--- begin Material for this exercise ---

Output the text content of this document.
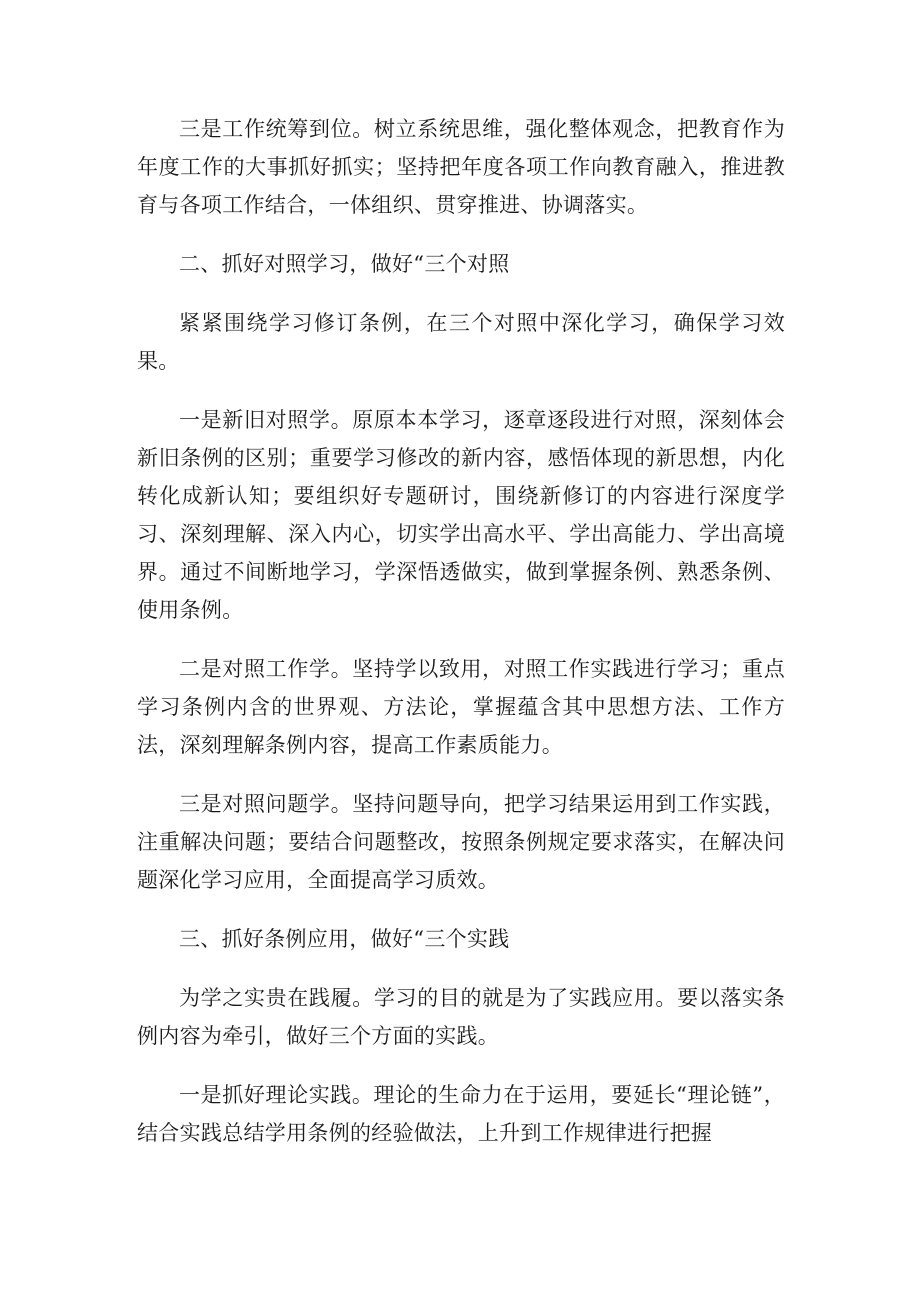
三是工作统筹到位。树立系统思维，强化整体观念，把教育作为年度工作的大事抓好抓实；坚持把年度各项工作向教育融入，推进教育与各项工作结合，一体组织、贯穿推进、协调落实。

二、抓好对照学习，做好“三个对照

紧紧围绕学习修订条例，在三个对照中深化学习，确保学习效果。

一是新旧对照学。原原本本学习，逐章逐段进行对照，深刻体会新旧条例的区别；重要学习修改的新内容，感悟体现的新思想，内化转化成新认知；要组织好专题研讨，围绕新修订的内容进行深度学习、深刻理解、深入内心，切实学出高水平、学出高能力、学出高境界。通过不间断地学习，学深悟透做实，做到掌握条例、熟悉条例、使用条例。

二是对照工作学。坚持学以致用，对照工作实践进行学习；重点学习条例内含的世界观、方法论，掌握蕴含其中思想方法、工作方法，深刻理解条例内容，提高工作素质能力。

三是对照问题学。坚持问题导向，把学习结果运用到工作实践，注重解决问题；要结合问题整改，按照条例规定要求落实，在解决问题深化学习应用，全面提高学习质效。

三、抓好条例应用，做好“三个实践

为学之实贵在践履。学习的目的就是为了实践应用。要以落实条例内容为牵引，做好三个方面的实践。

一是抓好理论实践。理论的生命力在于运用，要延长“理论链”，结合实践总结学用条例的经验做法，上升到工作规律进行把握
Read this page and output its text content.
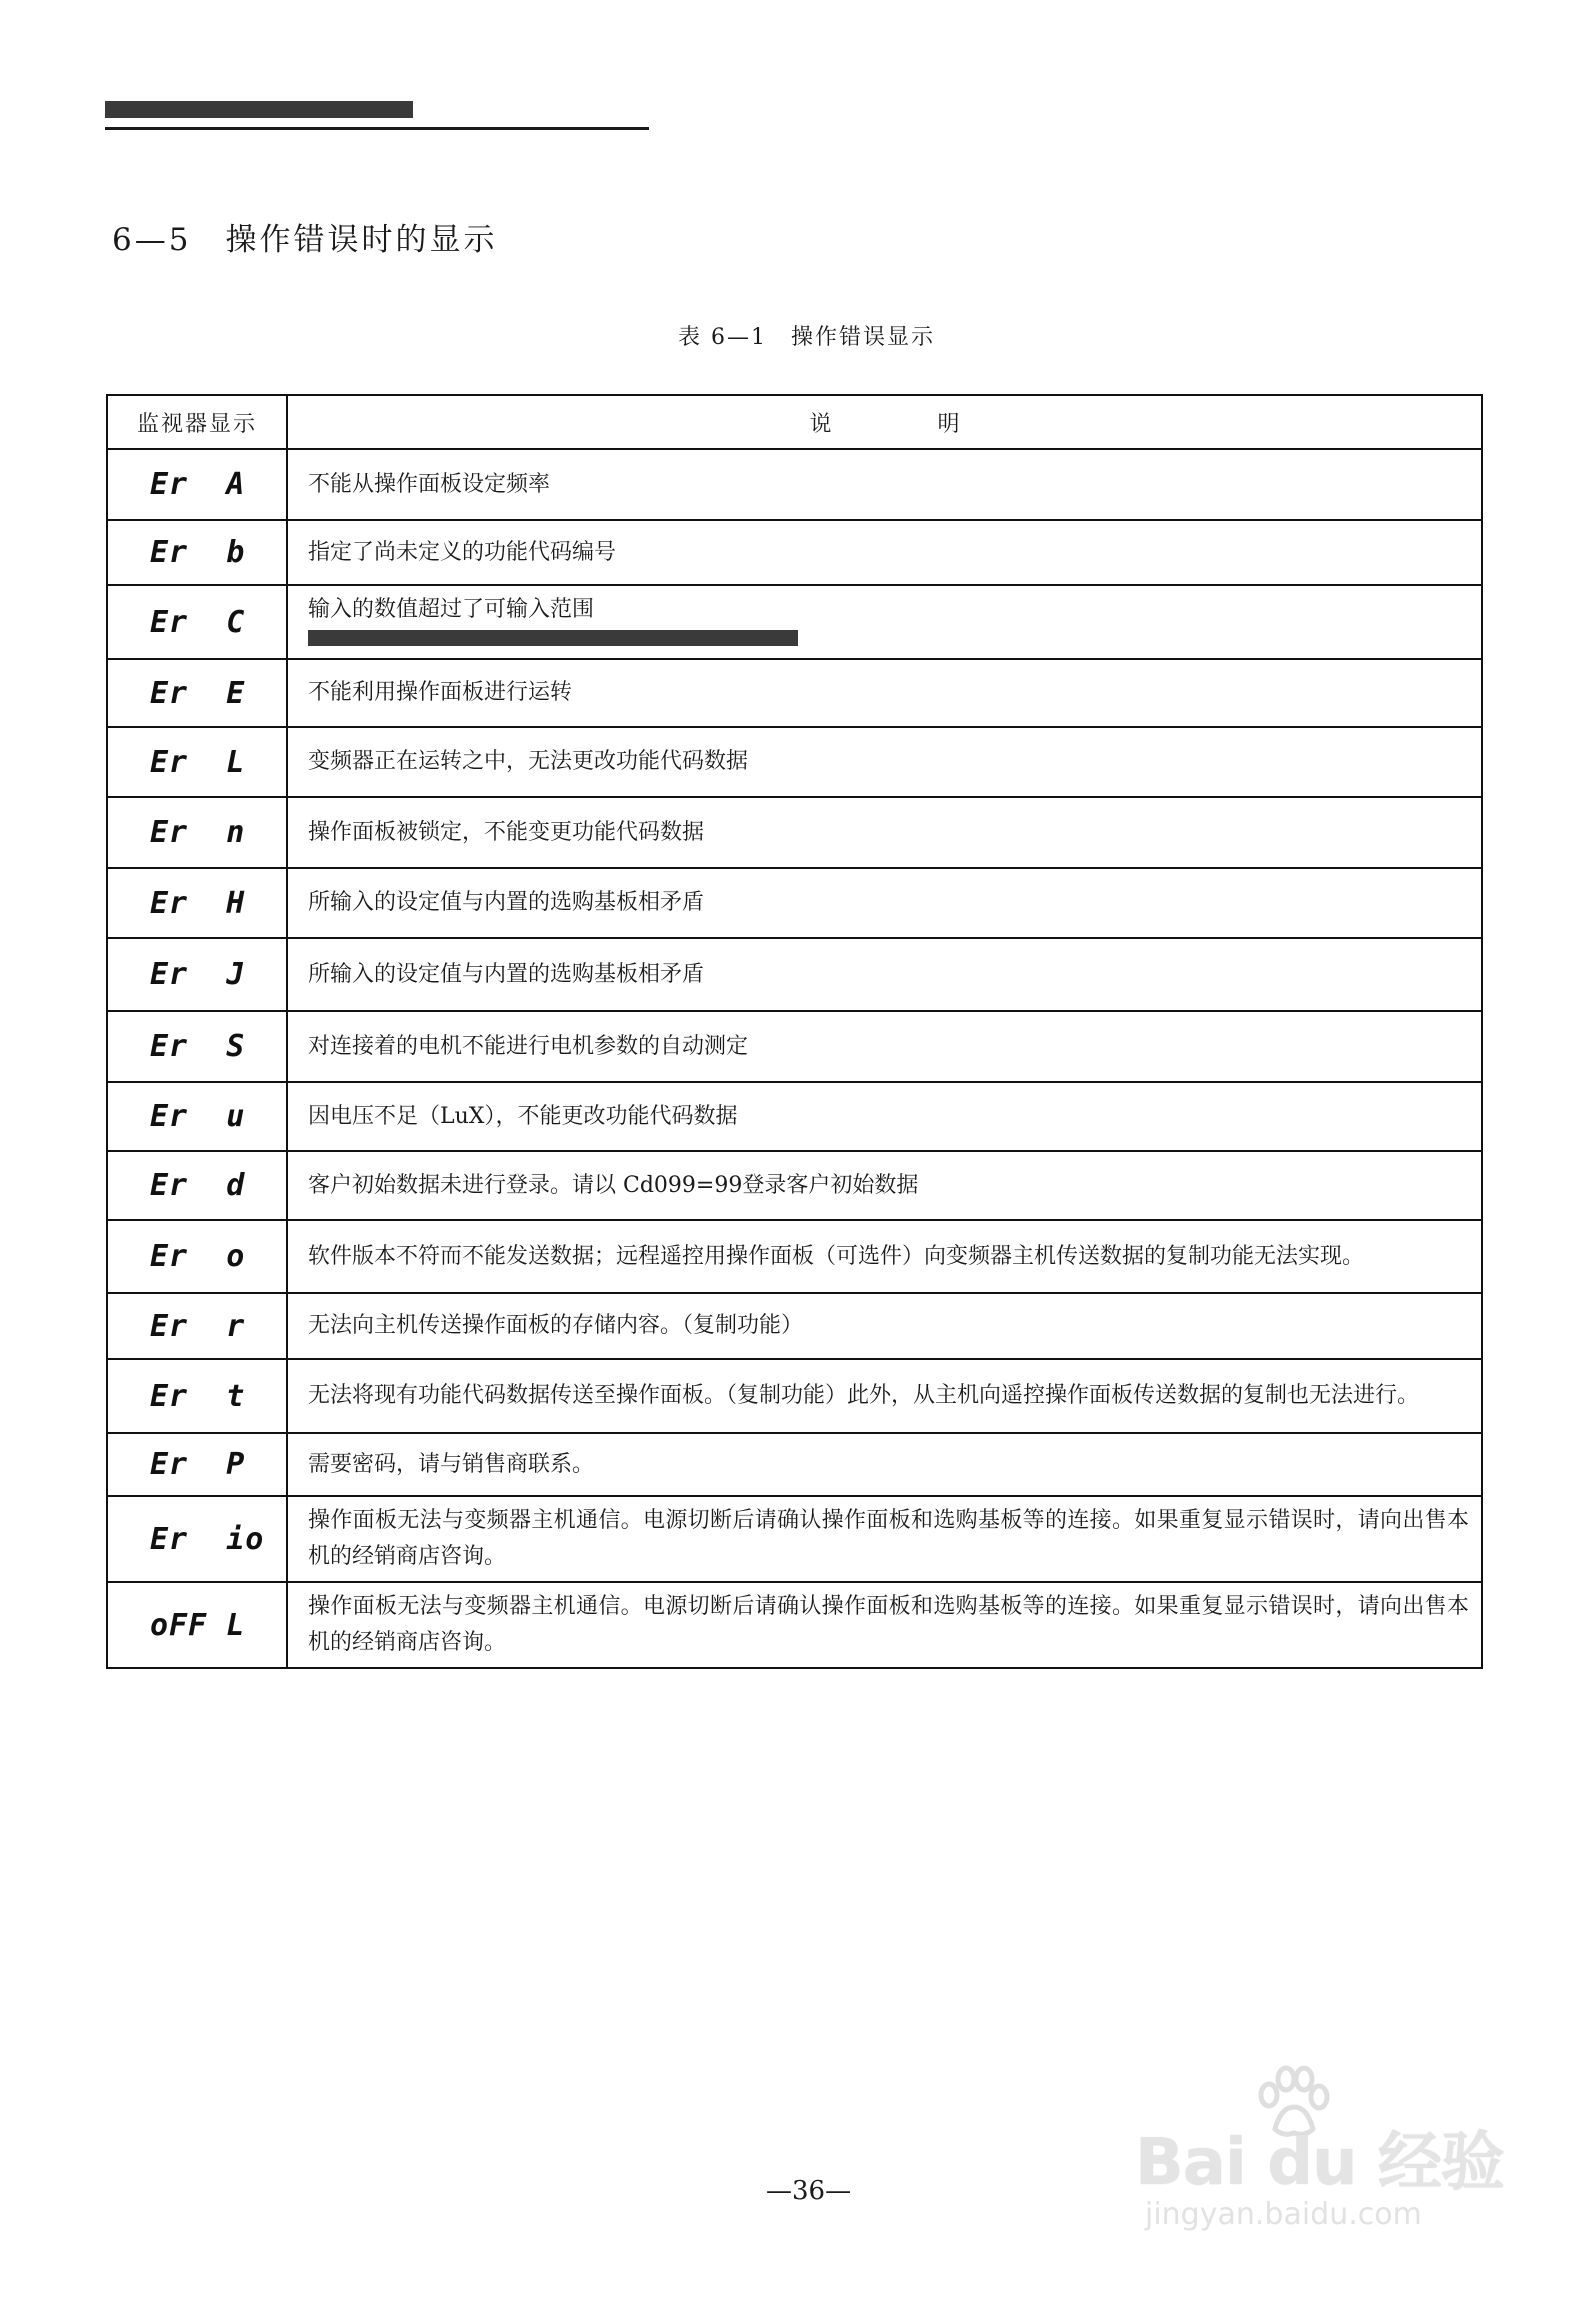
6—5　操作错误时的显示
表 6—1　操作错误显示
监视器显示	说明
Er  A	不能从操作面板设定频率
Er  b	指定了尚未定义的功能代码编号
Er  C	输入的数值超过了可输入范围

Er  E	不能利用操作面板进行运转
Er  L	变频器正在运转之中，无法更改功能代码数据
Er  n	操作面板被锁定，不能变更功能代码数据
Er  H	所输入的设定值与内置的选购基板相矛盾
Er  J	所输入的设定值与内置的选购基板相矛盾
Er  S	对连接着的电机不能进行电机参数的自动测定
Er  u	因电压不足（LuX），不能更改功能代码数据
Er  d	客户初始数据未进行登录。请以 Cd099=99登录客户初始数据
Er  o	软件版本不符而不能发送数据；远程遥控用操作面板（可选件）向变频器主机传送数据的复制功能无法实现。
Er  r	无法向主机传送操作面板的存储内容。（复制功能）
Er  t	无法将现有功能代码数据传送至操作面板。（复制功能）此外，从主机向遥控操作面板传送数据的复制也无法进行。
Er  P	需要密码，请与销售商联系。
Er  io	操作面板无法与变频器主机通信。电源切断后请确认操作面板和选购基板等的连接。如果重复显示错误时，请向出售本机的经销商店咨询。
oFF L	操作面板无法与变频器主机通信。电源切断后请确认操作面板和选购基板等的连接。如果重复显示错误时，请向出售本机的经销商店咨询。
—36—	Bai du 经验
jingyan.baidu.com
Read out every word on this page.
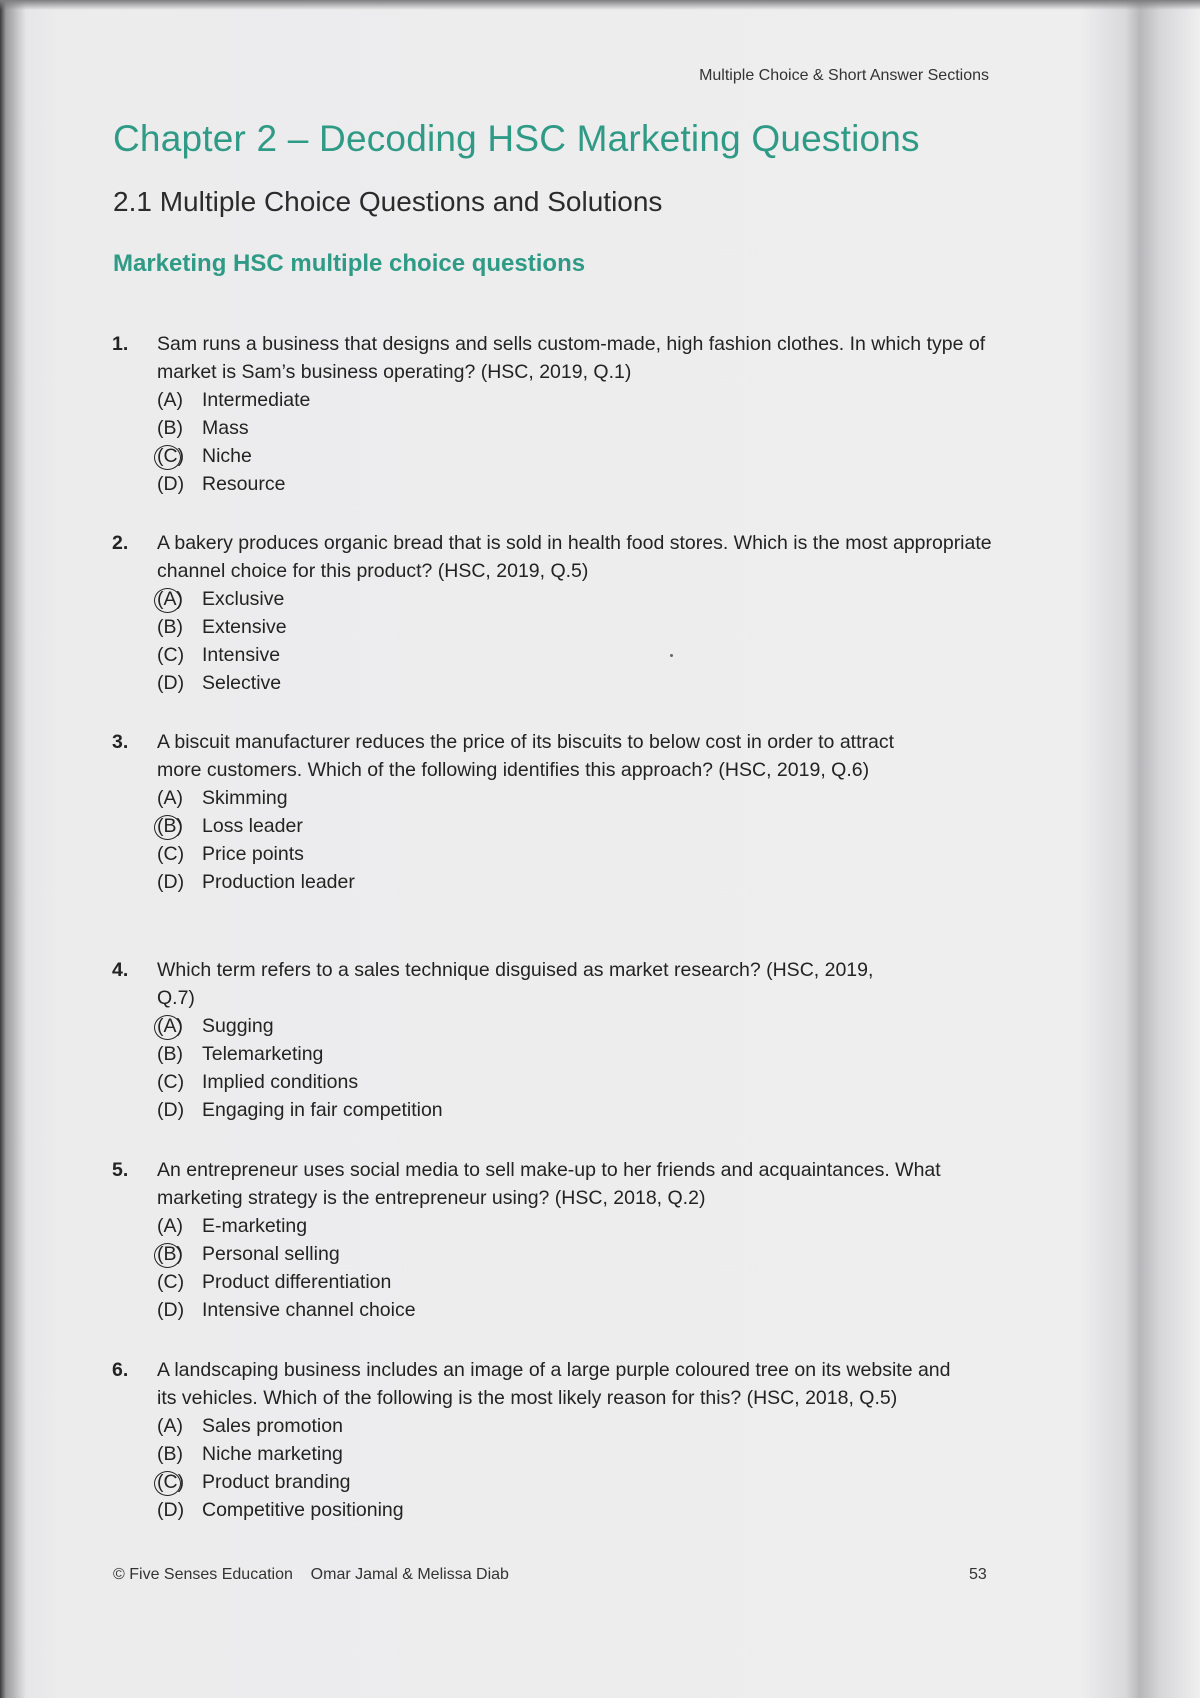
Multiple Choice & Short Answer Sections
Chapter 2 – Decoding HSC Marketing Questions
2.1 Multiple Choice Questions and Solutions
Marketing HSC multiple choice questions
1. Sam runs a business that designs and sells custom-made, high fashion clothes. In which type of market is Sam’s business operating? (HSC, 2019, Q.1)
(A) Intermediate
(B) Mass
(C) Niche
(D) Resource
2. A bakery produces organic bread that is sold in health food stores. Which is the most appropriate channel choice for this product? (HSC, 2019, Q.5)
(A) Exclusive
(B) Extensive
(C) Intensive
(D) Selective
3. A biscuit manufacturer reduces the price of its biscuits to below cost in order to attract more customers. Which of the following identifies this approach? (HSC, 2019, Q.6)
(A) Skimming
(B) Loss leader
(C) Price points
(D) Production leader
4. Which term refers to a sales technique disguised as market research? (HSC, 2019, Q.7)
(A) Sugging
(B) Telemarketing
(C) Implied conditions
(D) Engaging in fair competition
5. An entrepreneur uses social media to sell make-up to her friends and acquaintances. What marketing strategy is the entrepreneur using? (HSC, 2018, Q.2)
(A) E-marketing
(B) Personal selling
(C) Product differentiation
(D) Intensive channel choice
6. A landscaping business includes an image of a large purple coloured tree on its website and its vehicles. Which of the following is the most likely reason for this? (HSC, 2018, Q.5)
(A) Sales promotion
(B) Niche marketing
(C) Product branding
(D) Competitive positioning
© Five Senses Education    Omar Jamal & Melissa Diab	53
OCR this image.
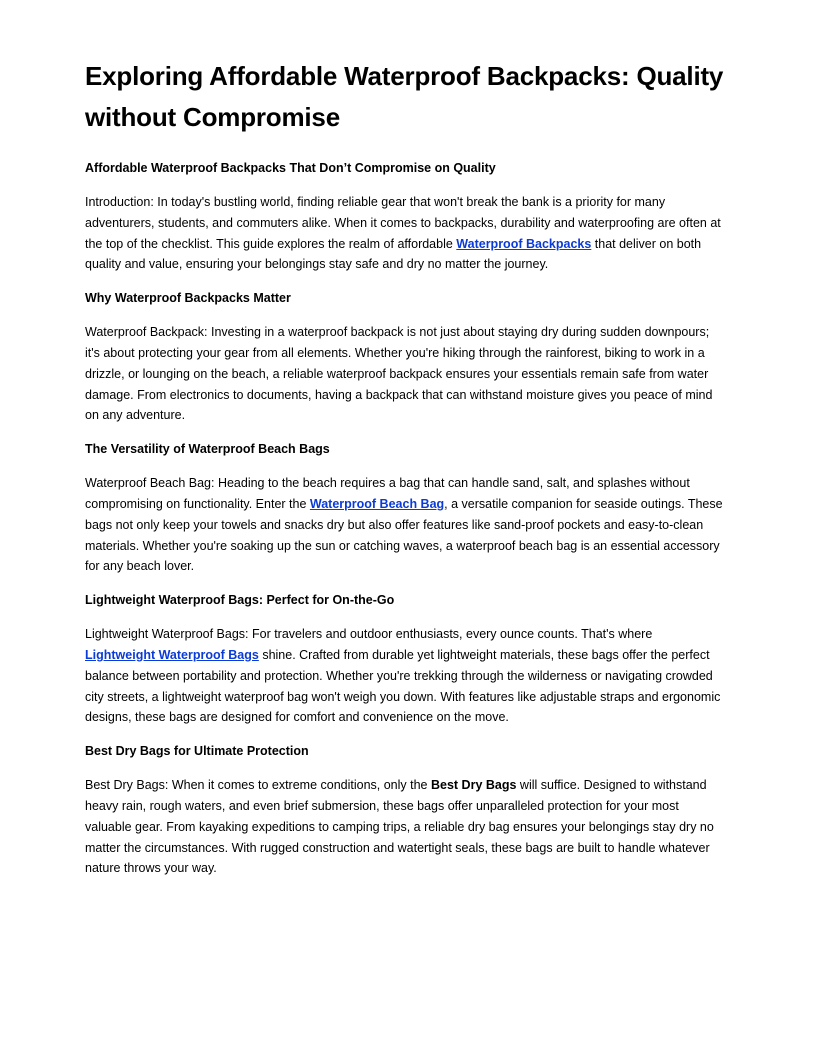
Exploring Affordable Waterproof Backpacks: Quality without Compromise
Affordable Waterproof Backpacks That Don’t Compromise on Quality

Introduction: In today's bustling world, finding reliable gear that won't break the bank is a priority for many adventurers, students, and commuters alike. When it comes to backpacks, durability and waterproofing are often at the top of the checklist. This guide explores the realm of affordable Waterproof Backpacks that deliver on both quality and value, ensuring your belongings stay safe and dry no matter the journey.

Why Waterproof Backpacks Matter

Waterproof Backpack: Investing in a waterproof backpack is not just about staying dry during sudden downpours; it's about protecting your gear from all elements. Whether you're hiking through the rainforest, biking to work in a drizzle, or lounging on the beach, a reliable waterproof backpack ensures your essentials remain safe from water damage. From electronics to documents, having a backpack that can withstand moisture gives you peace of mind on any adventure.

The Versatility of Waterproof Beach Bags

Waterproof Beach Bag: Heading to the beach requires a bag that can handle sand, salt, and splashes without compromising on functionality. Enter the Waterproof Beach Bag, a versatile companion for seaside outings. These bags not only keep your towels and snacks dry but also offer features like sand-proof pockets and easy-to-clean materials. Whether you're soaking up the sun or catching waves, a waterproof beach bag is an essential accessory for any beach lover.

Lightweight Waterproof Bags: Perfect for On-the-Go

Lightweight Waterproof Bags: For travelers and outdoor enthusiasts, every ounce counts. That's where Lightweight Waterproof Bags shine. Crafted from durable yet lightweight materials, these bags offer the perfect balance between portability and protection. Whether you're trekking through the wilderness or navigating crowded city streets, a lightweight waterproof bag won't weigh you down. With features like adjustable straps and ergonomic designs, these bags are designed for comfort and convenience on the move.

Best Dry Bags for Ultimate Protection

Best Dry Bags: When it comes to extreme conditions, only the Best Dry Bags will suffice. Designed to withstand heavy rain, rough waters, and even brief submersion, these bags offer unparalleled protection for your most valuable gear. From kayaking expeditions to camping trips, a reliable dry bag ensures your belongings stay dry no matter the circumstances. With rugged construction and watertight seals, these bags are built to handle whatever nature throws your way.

--- end Material for this exercise ---

**Exercise aim**
Search the data for the string "reliable" and copy each line where it appears.

**Exercise result**
Introduction: In today's bustling world, finding reliable gear that won't break the bank is a priority for many adventurers, students, and commuters alike. When it comes to backpacks, durability and waterproofing are often at the top of the checklist. This guide explores the realm of affordable Waterproof Backpacks that deliver on both quality and value, ensuring your belongings stay safe and dry no matter the journey.
Waterproof Backpack: Investing in a waterproof backpack is not just about staying dry during sudden downpours; it's about protecting your gear from all elements. Whether you're hiking through the rainforest, biking to work in a drizzle, or lounging on the beach, a reliable waterproof backpack ensures your essentials remain safe from water damage. From electronics to documents, having a backpack that can withstand moisture gives you peace of mind on any adventure.
Best Dry Bags: When it comes to extreme conditions, only the Best Dry Bags will suffice. Designed to withstand heavy rain, rough waters, and even brief submersion, these bags offer unparalleled protection for your most valuable gear. From kayaking expeditions to camping trips, a reliable dry bag ensures your belongings stay dry no matter the circumstances. With rugged construction and watertight seals, these bags are built to handle whatever nature throws your way.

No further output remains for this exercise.